* Source extract:
We could reasonably easily build an expense app.

Out of scope

We are not trying to create an app. This is just for proving it works.

Mint API

For providing a thought into how to get at the mint data. 
I added a way to get transactions out of mint as shown below


def search_transactions(token,query="",offset=0):
    request_id = "42" # magic number? random number?
    rnd="410249975266"
    data = {
        "acctChanged":"T",
        "filterType": "cash", 
        "offset":offset,
        "comparableType":8,
        "rnd":rnd,
        "query":query,
        "task": "transactions"
        }
    murl="https://wwws.mint.com/app/getJsonData.xevent?" 
    response= session.get(murl, params=data)
    jres= json.loads(response.text)
    for jresitem in jres["set"][0]["data"]:
        Mint_Transaction(jresitem)
    return jres["set"][0]["data"]

Notes:

  • This retrieves 100 transactions per fetch.
  •  You can get clever with random number generation but a fixed random number appears to work just fine.
  • Query is a string and I noticed it is not a multiple word search but an exact phrase search.
  • offset allows you to specify a number and it will fetch the previous 100 records from the offset.
  • So, using the above along with the mintapi code I was able to have a simple for loop fetch 500 records.
  • For storage a simple json.dump is sufficient to cache the transactions on local drive.

PyTesser

This is straight from : https://code.google.com/p/pytesser/ 
The only thing I changed is to use the latest Tesseract executable which happens to be a bit better at OCR.

Learn from CAPTCHA

Found this that helped a bunch in enhancing the images to prep it for tesseract: http://www.boyter.org/decoding-captchas/

PIL

This is critical to help change the characteristics of an image so tesseract has a better chance in recognition, or to rotate it etc etc.. 

OCR process

OCR is tricky at best. So the current approach is to:
  • start with image or the receipt as is 
  • run tesseract
  • search for transaction information within the text.

* Recorded information:
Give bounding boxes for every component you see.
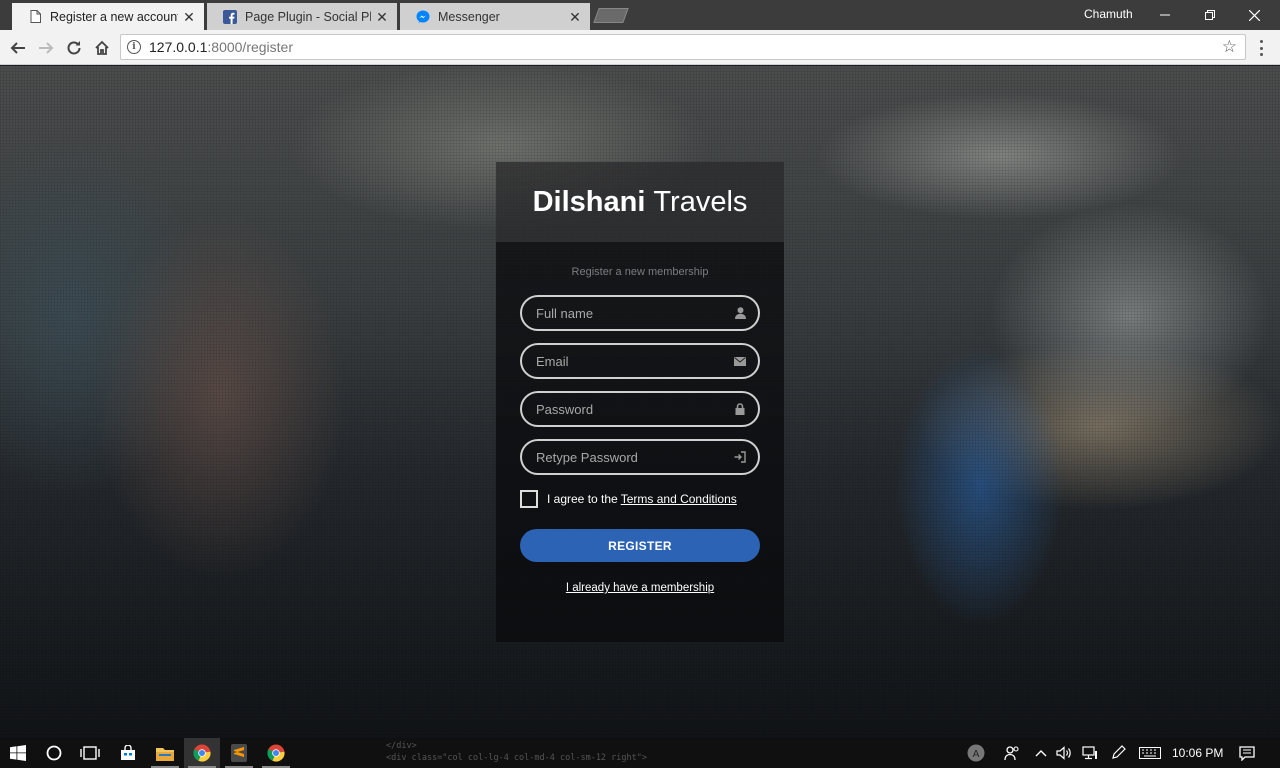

* What you will do: Continue the notes on reading receipts with OCR and pulling transactions from Mint, starting right after their last line.

* Result of the task:
  • Then if the amount, vendor, date etc match a single entity exit.
  • If not then adjust the image and run through the above again.
  • If none of the adjustments have provided a single outcome then return the 'most likely' candidates.

Image adjustment variants

Captcha 'simple':
Increases the size of image to 3000 pixels wide and runs a sharpen filter.

def captchasimple(im):
    img=im.convert("RGBA")
#     pixdata=img.load()
    basewidth=3000
    if basewidth> img.size[0]:
        wpercent = basewidth/float(img.size[0])
        x=int(float(img.size[1])*float(wpercent))
        big = img.resize((basewidth, x), Image.LINEAR)
    else:
        big=img
    big=big.convert("")
    big=big.filter(ImageFilter.SHARPEN)
    return big


CAPTCHA to convert image using a 'threshold' to a b/w image:
This works for phone camera images of receipts. A low-contrast image can yield better results with this image manipulation

def captcha(im,threshold=100):
    img=im.convert("RGBA")
    pixdata=img.load()
    basewidth=2000
    # Make the letters bolder for easier recognition

    for y in xrange(img.size[1]):
        for x in xrange(img.size[0]):
            if pixdata[x, y][0] < threshold:
                pixdata[x, y] = (0, 0, 0, 255)
            else:
                pixdata[x, y] = (255, 255, 255, 255)
                
                
    for y in xrange(img.size[1]):
        for x in xrange(img.size[0]):
            if pixdata[x, y][1] < threshold:
                pixdata[x, y] = (0, 0, 0, 255)
            else:
                pixdata[x, y] = (255, 255, 255, 255)
                
    for y in xrange(img.size[1]):
        for x in xrange(img.size[0]):
            if pixdata[x, y][2] < threshold:
                pixdata[x, y] = (0, 0, 0, 255)
            else:
                pixdata[x, y] = (255, 255, 255, 255)
                
    wpercent = basewidth/float(img.size[0])
    x=int(float(img.size[1])*float(wpercent))
    big = img.resize((basewidth, x), Image.ANTIALIAS)
    big=big.convert("")
    big=big.filter(ImageFilter.SHARPEN)
    return big

Getting incremental results:
I noted that each run on each image may be favorable for some portions of the image but not others. Therefore I accrued the text results rather than replacing with the new result set. This gave an opportunity for better matches.

def getTextFromImg(imgfn):
    imfh=Image.open(imgfn)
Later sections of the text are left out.